# TASK INSTRUCTIONS
Set the pictures aside and set down only the lines from the line holding "Convert this document image to plain text." through the end of the entries below, ends included.

++++ DATA LINES

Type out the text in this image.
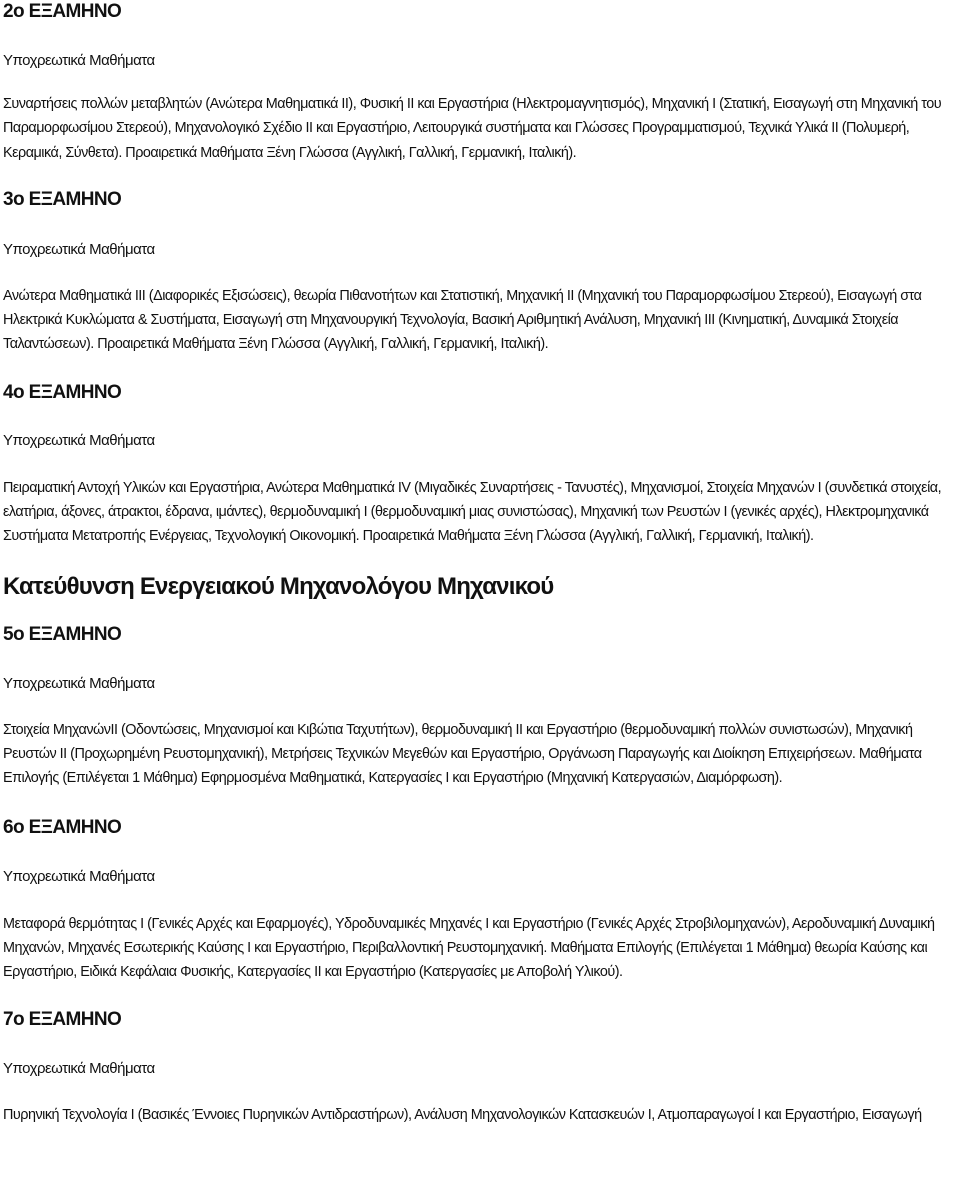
2ο ΕΞΑΜΗΝΟ
Υποχρεωτικά Μαθήματα

Συναρτήσεις πολλών μεταβλητών (Ανώτερα Μαθηματικά ΙΙ), Φυσική ΙΙ και Εργαστήρια (Ηλεκτρομαγνητισμός), Μηχανική Ι (Στατική, Εισαγωγή στη Μηχανική του Παραμορφωσίμου Στερεού), Μηχανολογικό Σχέδιο ΙΙ και Εργαστήριο, Λειτουργικά συστήματα και Γλώσσες Προγραμματισμού, Τεχνικά Υλικά ΙΙ (Πολυμερή, Κεραμικά, Σύνθετα). Προαιρετικά Μαθήματα Ξένη Γλώσσα (Αγγλική, Γαλλική, Γερμανική, Ιταλική).

3ο ΕΞΑΜΗΝΟ
Υποχρεωτικά Μαθήματα

Ανώτερα Μαθηματικά ΙΙΙ (Διαφορικές Εξισώσεις), θεωρία Πιθανοτήτων και Στατιστική, Μηχανική ΙΙ (Μηχανική του Παραμορφωσίμου Στερεού), Εισαγωγή στα Ηλεκτρικά Κυκλώματα & Συστήματα, Εισαγωγή στη Μηχανουργική Τεχνολογία, Βασική Αριθμητική Ανάλυση, Μηχανική ΙΙΙ (Κινηματική, Δυναμικά Στοιχεία Ταλαντώσεων). Προαιρετικά Μαθήματα Ξένη Γλώσσα (Αγγλική, Γαλλική, Γερμανική, Ιταλική).

4ο ΕΞΑΜΗΝΟ
Υποχρεωτικά Μαθήματα

Πειραματική Αντοχή Υλικών και Εργαστήρια, Ανώτερα Μαθηματικά IV (Μιγαδικές Συναρτήσεις - Τανυστές), Μηχανισμοί, Στοιχεία Μηχανών Ι (συνδετικά στοιχεία, ελατήρια, άξονες, άτρακτοι, έδρανα, ιμάντες), θερμοδυναμική Ι (θερμοδυναμική μιας συνιστώσας), Μηχανική των Ρευστών Ι (γενικές αρχές), Ηλεκτρομηχανικά Συστήματα Μετατροπής Ενέργειας, Τεχνολογική Οικονομική. Προαιρετικά Μαθήματα Ξένη Γλώσσα (Αγγλική, Γαλλική, Γερμανική, Ιταλική).

Κατεύθυνση Ενεργειακού Μηχανολόγου Μηχανικού
5ο ΕΞΑΜΗΝΟ
Υποχρεωτικά Μαθήματα

Στοιχεία ΜηχανώνΙΙ (Οδοντώσεις, Μηχανισμοί και Κιβώτια Ταχυτήτων), θερμοδυναμική ΙΙ και Εργαστήριο (θερμοδυναμική πολλών συνιστωσών), Μηχανική Ρευστών ΙΙ (Προχωρημένη Ρευστομηχανική), Μετρήσεις Τεχνικών Μεγεθών και Εργαστήριο, Οργάνωση Παραγωγής και Διοίκηση Επιχειρήσεων. Μαθήματα Επιλογής (Επιλέγεται 1 Μάθημα) Εφηρμοσμένα Μαθηματικά, Κατεργασίες Ι και Εργαστήριο (Μηχανική Κατεργασιών, Διαμόρφωση).

6ο ΕΞΑΜΗΝΟ
Υποχρεωτικά Μαθήματα

Μεταφορά θερμότητας Ι (Γενικές Αρχές και Εφαρμογές), Υδροδυναμικές Μηχανές Ι και Εργαστήριο (Γενικές Αρχές Στροβιλομηχανών), Αεροδυναμική Δυναμική Μηχανών, Μηχανές Εσωτερικής Καύσης Ι και Εργαστήριο, Περιβαλλοντική Ρευστομηχανική. Μαθήματα Επιλογής (Επιλέγεται 1 Μάθημα) θεωρία Καύσης και Εργαστήριο, Ειδικά Κεφάλαια Φυσικής, Κατεργασίες ΙΙ και Εργαστήριο (Κατεργασίες με Αποβολή Υλικού).

7ο ΕΞΑΜΗΝΟ
Υποχρεωτικά Μαθήματα

Πυρηνική Τεχνολογία Ι (Βασικές Έννοιες Πυρηνικών Αντιδραστήρων), Ανάλυση Μηχανολογικών Κατασκευών Ι, Ατμοπαραγωγοί Ι και Εργαστήριο, Εισαγωγή
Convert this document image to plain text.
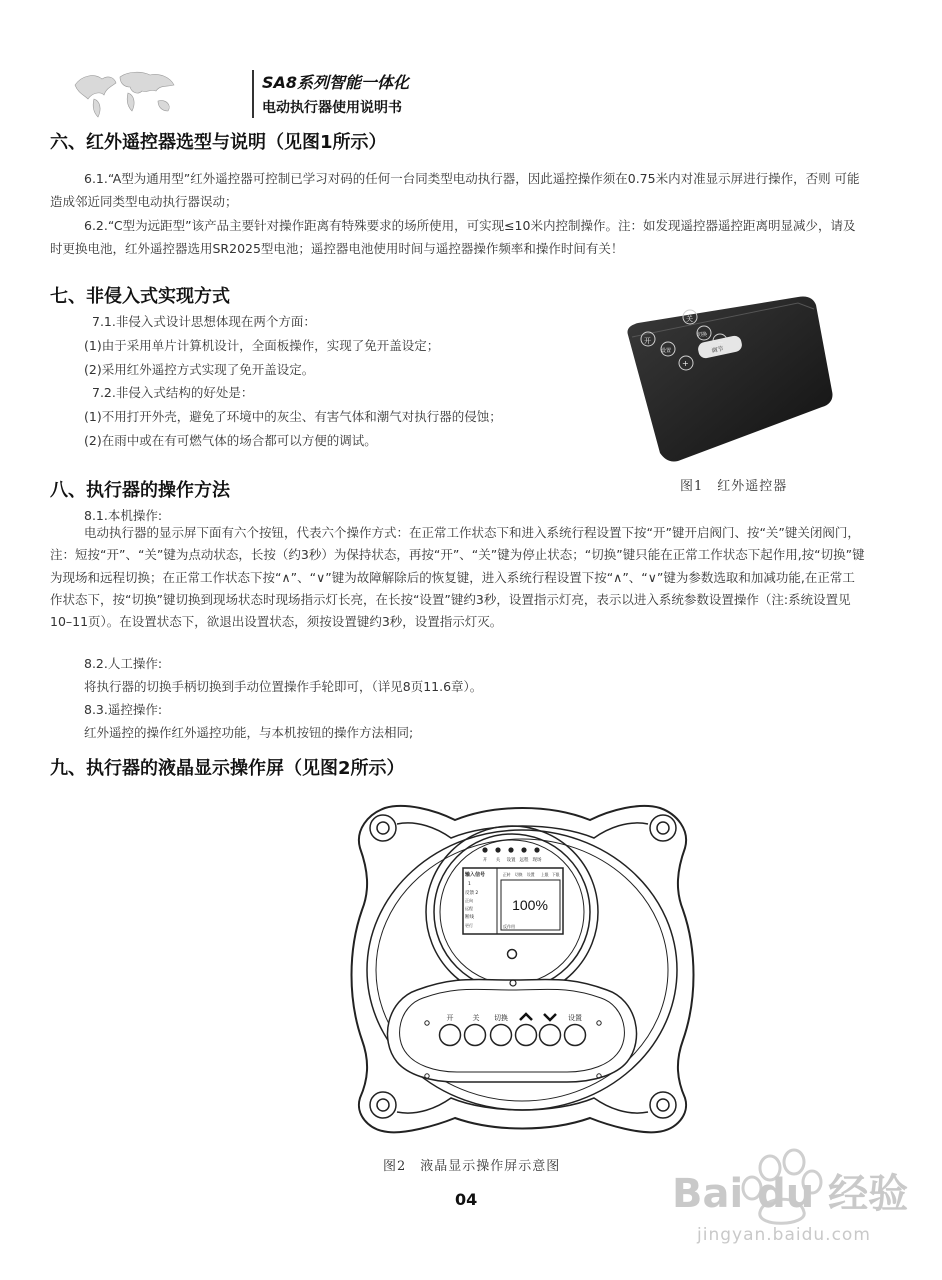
SA8系列智能一体化
电动执行器使用说明书
六、红外遥控器选型与说明（见图1所示）
6.1.“A型为通用型”红外遥控器可控制已学习对码的任何一台同类型电动执行器，因此遥控操作须在0.75米内对准显示屏进行操作，否则 可能造成邻近同类型电动执行器误动；
6.2.“C型为远距型”该产品主要针对操作距离有特殊要求的场所使用，可实现≤10米内控制操作。注：如发现遥控器遥控距离明显减少，请及时更换电池，红外遥控器选用SR2025型电池；遥控器电池使用时间与遥控器操作频率和操作时间有关！
七、非侵入式实现方式
7.1.非侵入式设计思想体现在两个方面：
(1)由于采用单片计算机设计，全面板操作，实现了免开盖设定；
(2)采用红外遥控方式实现了免开盖设定。
7.2.非侵入式结构的好处是：
(1)不用打开外壳，避免了环境中的灰尘、有害气体和潮气对执行器的侵蚀；
(2)在雨中或在有可燃气体的场合都可以方便的调试。
开
关
切换
设置	调节
+
−
图1　红外遥控器
八、执行器的操作方法
8.1.本机操作:
电动执行器的显示屏下面有六个按钮，代表六个操作方式：在正常工作状态下和进入系统行程设置下按“开”键开启阀门、按“关”键关闭阀门，注：短按“开”、“关”键为点动状态，长按（约3秒）为保持状态，再按“开”、“关”键为停止状态；“切换”键只能在正常工作状态下起作用,按“切换”键为现场和远程切换；在正常工作状态下按“∧”、“∨”键为故障解除后的恢复键，进入系统行程设置下按“∧”、“∨”键为参数选取和加减功能,在正常工作状态下，按“切换”键切换到现场状态时现场指示灯长亮，在长按“设置”键约3秒，设置指示灯亮，表示以进入系统参数设置操作（注:系统设置见10–11页）。在设置状态下，欲退出设置状态，须按设置键约3秒，设置指示灯灭。
8.2.人工操作:
将执行器的切换手柄切换到手动位置操作手轮即可，（详见8页11.6章）。
8.3.遥控操作:
红外遥控的操作红外遥控功能，与本机按钮的操作方法相同;
九、执行器的液晶显示操作屏（见图2所示）
开 关 设置 远程 现场
输入信号
1
反馈 2
正向
远程
断线
更行
正转 切换 设置 上限 下限
100%
反作用
开	关 切换	设置
图2　液晶显示操作屏示意图
04	Bai du 经验
jingyan.baidu.com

++++++++

# THE SOLUTION
Convert this document image to plain text.
SA8系列智能一体化
电动执行器使用说明书
六、红外遥控器选型与说明（见图1所示）
6.1.“A型为通用型”红外遥控器可控制已学习对码的任何一台同类型电动执行器，因此遥控操作须在0.75米内对准显示屏进行操作，否则 可能造成邻近同类型电动执行器误动；
6.2.“C型为远距型”该产品主要针对操作距离有特殊要求的场所使用，可实现≤10米内控制操作。注：如发现遥控器遥控距离明显减少，请及时更换电池，红外遥控器选用SR2025型电池；遥控器电池使用时间与遥控器操作频率和操作时间有关！
七、非侵入式实现方式
7.1.非侵入式设计思想体现在两个方面：
(1)由于采用单片计算机设计，全面板操作，实现了免开盖设定；
(2)采用红外遥控方式实现了免开盖设定。
7.2.非侵入式结构的好处是：
(1)不用打开外壳，避免了环境中的灰尘、有害气体和潮气对执行器的侵蚀；
(2)在雨中或在有可燃气体的场合都可以方便的调试。
开
关
切换
设置	调节
+
−
图1　红外遥控器
八、执行器的操作方法
8.1.本机操作:
电动执行器的显示屏下面有六个按钮，代表六个操作方式：在正常工作状态下和进入系统行程设置下按“开”键开启阀门、按“关”键关闭阀门，注：短按“开”、“关”键为点动状态，长按（约3秒）为保持状态，再按“开”、“关”键为停止状态；“切换”键只能在正常工作状态下起作用,按“切换”键为现场和远程切换；在正常工作状态下按“∧”、“∨”键为故障解除后的恢复键，进入系统行程设置下按“∧”、“∨”键为参数选取和加减功能,在正常工作状态下，按“切换”键切换到现场状态时现场指示灯长亮，在长按“设置”键约3秒，设置指示灯亮，表示以进入系统参数设置操作（注:系统设置见10–11页）。在设置状态下，欲退出设置状态，须按设置键约3秒，设置指示灯灭。
8.2.人工操作:
将执行器的切换手柄切换到手动位置操作手轮即可，（详见8页11.6章）。
8.3.遥控操作:
红外遥控的操作红外遥控功能，与本机按钮的操作方法相同;
九、执行器的液晶显示操作屏（见图2所示）
开 关 设置 远程 现场
输入信号
1
反馈 2
正向
远程
断线
更行
正转 切换 设置 上限 下限
100%
反作用
开	关 切换	设置
图2　液晶显示操作屏示意图
04	Bai du 经验
jingyan.baidu.com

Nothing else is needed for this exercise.